Task to complete —
Give the number of lines in the data that contain "title", and nothing more.

A block of data
◇ ◇ ◇
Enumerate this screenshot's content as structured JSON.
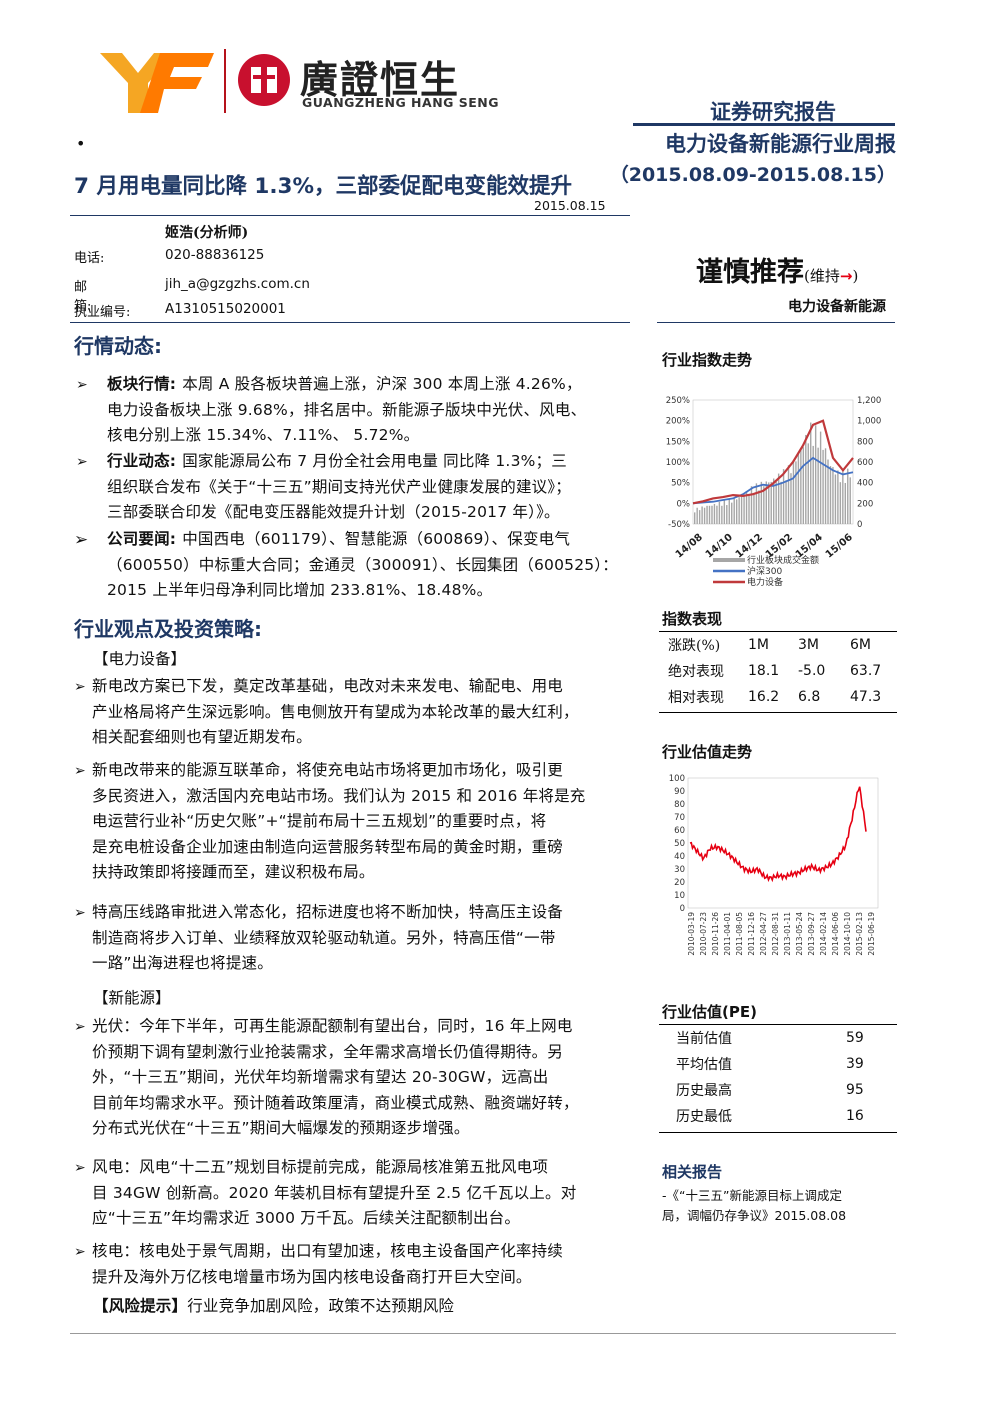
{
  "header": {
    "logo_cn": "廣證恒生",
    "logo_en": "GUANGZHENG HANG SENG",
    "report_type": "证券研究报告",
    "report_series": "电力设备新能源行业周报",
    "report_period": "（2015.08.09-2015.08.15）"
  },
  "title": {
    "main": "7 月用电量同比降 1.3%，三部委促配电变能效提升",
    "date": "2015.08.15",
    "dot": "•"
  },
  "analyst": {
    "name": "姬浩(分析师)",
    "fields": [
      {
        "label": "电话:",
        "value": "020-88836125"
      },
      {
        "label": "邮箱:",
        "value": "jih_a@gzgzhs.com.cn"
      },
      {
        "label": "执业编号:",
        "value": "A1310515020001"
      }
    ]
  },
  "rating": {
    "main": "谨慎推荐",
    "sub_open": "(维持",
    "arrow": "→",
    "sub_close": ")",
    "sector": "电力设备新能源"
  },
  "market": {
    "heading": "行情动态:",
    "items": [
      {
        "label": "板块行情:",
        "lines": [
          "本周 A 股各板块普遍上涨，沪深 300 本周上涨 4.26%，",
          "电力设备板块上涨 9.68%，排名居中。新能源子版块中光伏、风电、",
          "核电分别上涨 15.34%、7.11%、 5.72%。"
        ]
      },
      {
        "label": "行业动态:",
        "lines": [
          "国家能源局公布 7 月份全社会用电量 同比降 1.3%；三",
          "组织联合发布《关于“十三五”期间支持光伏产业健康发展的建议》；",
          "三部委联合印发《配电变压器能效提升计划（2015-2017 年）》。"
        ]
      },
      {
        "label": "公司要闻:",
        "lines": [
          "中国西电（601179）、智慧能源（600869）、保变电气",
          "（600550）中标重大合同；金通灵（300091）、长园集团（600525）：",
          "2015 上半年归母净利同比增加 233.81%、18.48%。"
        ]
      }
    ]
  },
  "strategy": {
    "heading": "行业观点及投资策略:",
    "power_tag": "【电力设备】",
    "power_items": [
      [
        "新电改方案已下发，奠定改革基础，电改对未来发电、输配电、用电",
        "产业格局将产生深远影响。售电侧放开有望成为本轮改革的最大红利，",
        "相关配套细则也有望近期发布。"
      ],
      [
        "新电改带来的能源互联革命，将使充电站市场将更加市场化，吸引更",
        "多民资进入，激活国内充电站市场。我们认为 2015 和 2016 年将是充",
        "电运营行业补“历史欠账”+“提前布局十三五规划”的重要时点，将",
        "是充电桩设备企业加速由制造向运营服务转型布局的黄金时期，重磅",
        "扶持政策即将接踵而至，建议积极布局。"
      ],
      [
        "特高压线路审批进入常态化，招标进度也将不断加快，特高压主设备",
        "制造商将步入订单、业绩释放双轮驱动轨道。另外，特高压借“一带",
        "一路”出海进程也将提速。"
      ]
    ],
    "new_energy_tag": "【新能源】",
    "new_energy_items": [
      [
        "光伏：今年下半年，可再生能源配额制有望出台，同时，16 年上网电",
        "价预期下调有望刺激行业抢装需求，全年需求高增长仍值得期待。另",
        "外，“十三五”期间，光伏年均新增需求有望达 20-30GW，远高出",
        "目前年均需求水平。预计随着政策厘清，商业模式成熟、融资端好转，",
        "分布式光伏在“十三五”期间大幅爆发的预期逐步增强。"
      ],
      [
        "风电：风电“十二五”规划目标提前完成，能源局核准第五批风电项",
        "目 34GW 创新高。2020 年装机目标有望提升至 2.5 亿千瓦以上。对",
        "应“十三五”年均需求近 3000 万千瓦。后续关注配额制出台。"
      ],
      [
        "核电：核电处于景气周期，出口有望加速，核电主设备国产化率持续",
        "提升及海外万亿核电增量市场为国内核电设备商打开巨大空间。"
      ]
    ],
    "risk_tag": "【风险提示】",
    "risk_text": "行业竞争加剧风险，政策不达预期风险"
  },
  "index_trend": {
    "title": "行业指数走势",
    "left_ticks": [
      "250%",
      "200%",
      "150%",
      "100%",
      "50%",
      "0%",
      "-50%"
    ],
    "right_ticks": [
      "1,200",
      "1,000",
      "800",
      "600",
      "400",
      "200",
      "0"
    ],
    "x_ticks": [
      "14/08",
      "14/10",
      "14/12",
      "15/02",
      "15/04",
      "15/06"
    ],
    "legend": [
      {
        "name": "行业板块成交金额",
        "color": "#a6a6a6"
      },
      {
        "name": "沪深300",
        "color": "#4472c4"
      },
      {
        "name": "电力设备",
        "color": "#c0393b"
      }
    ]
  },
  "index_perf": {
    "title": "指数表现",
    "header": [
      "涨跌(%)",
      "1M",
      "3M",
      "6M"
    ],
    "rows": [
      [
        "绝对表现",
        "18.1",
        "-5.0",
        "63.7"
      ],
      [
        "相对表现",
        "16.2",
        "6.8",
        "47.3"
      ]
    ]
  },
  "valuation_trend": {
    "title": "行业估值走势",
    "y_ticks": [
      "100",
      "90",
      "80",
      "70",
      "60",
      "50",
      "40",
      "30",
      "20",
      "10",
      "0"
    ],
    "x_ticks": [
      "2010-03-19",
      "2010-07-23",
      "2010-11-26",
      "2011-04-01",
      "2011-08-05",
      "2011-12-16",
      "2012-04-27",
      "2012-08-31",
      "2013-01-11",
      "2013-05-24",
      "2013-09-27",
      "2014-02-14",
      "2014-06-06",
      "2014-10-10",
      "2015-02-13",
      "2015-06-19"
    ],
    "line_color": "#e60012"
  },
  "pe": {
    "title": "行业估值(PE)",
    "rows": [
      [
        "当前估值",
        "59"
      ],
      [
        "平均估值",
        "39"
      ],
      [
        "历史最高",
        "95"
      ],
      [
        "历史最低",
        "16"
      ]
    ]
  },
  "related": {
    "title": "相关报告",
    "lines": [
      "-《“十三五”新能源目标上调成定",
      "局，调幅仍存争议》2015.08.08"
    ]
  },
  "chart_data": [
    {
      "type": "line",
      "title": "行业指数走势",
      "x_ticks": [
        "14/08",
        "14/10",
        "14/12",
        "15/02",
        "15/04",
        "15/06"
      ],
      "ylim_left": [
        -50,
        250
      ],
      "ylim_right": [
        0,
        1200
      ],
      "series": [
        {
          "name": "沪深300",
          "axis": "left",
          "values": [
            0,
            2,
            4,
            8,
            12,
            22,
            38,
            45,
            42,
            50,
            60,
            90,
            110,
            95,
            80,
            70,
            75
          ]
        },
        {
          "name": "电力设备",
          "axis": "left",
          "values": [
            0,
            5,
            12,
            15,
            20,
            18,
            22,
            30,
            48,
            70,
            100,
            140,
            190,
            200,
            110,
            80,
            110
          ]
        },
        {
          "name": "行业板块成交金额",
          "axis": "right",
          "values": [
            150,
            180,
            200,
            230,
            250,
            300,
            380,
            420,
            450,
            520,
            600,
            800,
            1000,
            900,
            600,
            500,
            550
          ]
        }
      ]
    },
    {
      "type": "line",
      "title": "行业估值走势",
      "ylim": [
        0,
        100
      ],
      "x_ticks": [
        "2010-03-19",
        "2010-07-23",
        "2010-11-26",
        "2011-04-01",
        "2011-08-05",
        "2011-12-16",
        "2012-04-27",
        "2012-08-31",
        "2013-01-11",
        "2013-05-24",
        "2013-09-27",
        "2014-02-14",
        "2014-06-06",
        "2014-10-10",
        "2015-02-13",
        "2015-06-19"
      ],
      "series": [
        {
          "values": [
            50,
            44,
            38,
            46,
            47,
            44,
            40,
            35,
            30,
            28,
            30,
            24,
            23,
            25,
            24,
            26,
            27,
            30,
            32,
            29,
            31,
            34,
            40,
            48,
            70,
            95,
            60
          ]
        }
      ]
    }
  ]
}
◇ ◇ ◇
Output —
8